** START MATERIAL FOR THIS EXERCISE **
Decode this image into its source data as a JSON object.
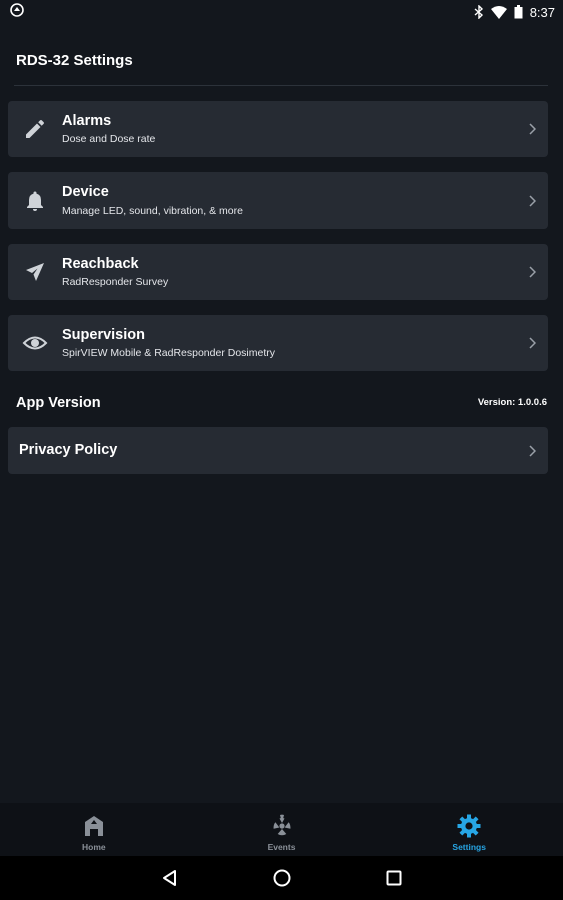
{
  "status_bar": {
    "time": "8:37",
    "icons": [
      "app-notification-icon",
      "bluetooth-icon",
      "wifi-icon",
      "battery-icon"
    ]
  },
  "page": {
    "title": "RDS-32 Settings"
  },
  "menu": [
    {
      "id": "alarms",
      "icon": "pencil-icon",
      "title": "Alarms",
      "subtitle": "Dose and Dose rate"
    },
    {
      "id": "device",
      "icon": "bell-icon",
      "title": "Device",
      "subtitle": "Manage LED, sound, vibration, & more"
    },
    {
      "id": "reachback",
      "icon": "paper-plane-icon",
      "title": "Reachback",
      "subtitle": "RadResponder Survey"
    },
    {
      "id": "supervision",
      "icon": "eye-icon",
      "title": "Supervision",
      "subtitle": "SpirVIEW Mobile & RadResponder Dosimetry"
    }
  ],
  "app_version": {
    "label": "App Version",
    "value": "Version: 1.0.0.6"
  },
  "privacy": {
    "label": "Privacy Policy"
  },
  "bottom_nav": {
    "items": [
      {
        "label": "Home",
        "icon": "home-icon",
        "active": false
      },
      {
        "label": "Events",
        "icon": "radiation-icon",
        "active": false
      },
      {
        "label": "Settings",
        "icon": "gear-icon",
        "active": true
      }
    ]
  },
  "colors": {
    "background": "#13171d",
    "card": "#262b33",
    "accent": "#27a6e5",
    "inactive": "#8a9098"
  }
}
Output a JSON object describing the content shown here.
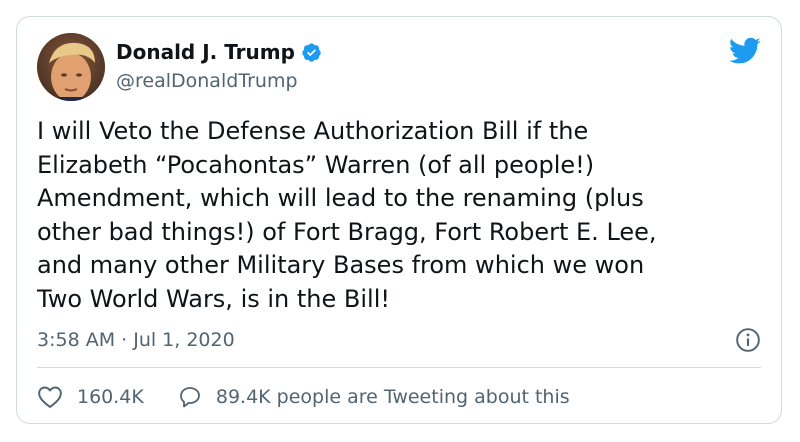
{
  "tweet": {
    "author": {
      "display_name": "Donald J. Trump",
      "handle": "@realDonaldTrump",
      "verified": true,
      "avatar_icon": "profile-photo"
    },
    "text": "I will Veto the Defense Authorization Bill if the\nElizabeth “Pocahontas” Warren (of all people!)\nAmendment, which will lead to the renaming (plus\nother bad things!) of Fort Bragg, Fort Robert E. Lee,\nand many other Military Bases from which we won\nTwo World Wars, is in the Bill!",
    "timestamp": "3:58 AM · Jul 1, 2020",
    "likes": "160.4K",
    "conversation": "89.4K people are Tweeting about this",
    "icons": {
      "brand": "twitter-bird-icon",
      "verified": "verified-badge-icon",
      "info": "info-icon",
      "like": "heart-icon",
      "reply": "speech-bubble-icon"
    }
  },
  "colors": {
    "brand": "#1d9bf0",
    "text_primary": "#0f1419",
    "text_secondary": "#536471",
    "border": "#cfd9de"
  }
}
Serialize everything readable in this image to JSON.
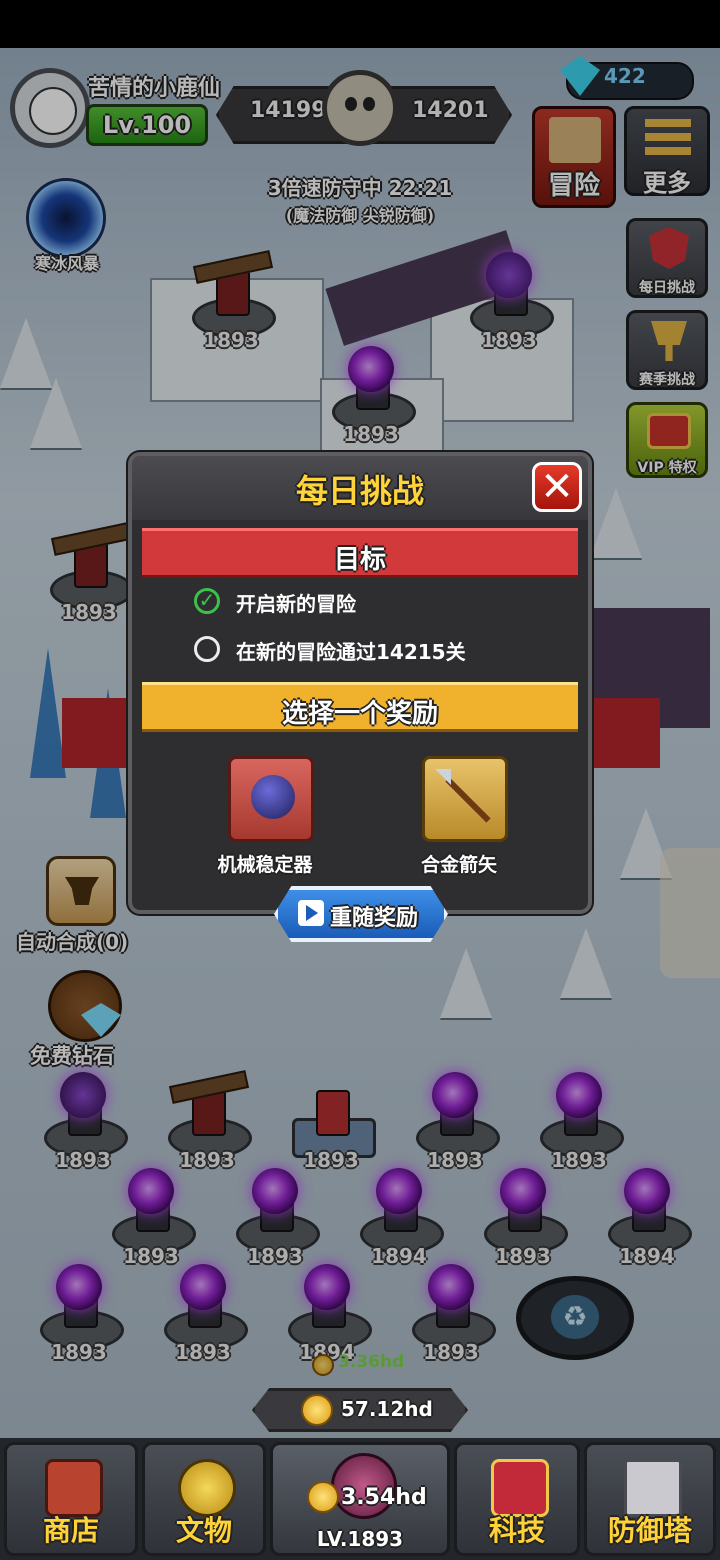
{
  "player": {
    "name": "苦情的小鹿仙",
    "level_label": "Lv.100"
  },
  "scores": {
    "left": "14199",
    "right": "14201"
  },
  "gems": {
    "count": "422"
  },
  "top_right": {
    "adventure": "冒险",
    "more": "更多"
  },
  "side_menu": {
    "daily": "每日挑战",
    "season": "赛季挑战",
    "vip": "VIP 特权"
  },
  "skill": {
    "label": "寒冰风暴"
  },
  "defense": {
    "status": "3倍速防守中 22:21",
    "tags": "(魔法防御 尖锐防御)"
  },
  "left_actions": {
    "auto_merge": "自动合成(0)",
    "free_gems": "免费钻石"
  },
  "dialog": {
    "title": "每日挑战",
    "close": "✕",
    "goal_header": "目标",
    "goals": [
      {
        "text": "开启新的冒险",
        "done": true
      },
      {
        "text": "在新的冒险通过14215关",
        "done": false
      }
    ],
    "reward_header": "选择一个奖励",
    "rewards": [
      {
        "name": "机械稳定器",
        "icon": "mechanical-stabilizer-icon"
      },
      {
        "name": "合金箭矢",
        "icon": "alloy-arrow-icon"
      }
    ],
    "reroll": "重随奖励"
  },
  "towers": {
    "map": [
      "1893",
      "1893",
      "1893",
      "1893"
    ],
    "field_row1": [
      "1893",
      "1893",
      "1893",
      "1893",
      "1893"
    ],
    "field_row2": [
      "1893",
      "1893",
      "1894",
      "1893",
      "1894"
    ],
    "field_row3": [
      "1893",
      "1893",
      "1894",
      "1893"
    ]
  },
  "floating_gain": "3.36hd",
  "gold": {
    "total": "57.12hd",
    "per_tower": "3.54hd",
    "tower_level": "LV.1893"
  },
  "nav": {
    "shop": "商店",
    "artifacts": "文物",
    "tech": "科技",
    "defense_tower": "防御塔"
  },
  "colors": {
    "title_gold": "#ffd43a",
    "goal_red": "#d2393a",
    "reward_gold": "#f0b22c",
    "check_green": "#3bc24a",
    "reroll_blue": "#1a5cb8"
  }
}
** END MATERIAL FOR THIS EXERCISE **
• _SHORT PROBLEM_: In the material above, find each line that contains the word "subtitle", and select it.

• _IN RESPONSE_:
      "subtitle": "Dose and Dose rate"
      "subtitle": "Manage LED, sound, vibration, & more"
      "subtitle": "RadResponder Survey"
      "subtitle": "SpirVIEW Mobile & RadResponder Dosimetry"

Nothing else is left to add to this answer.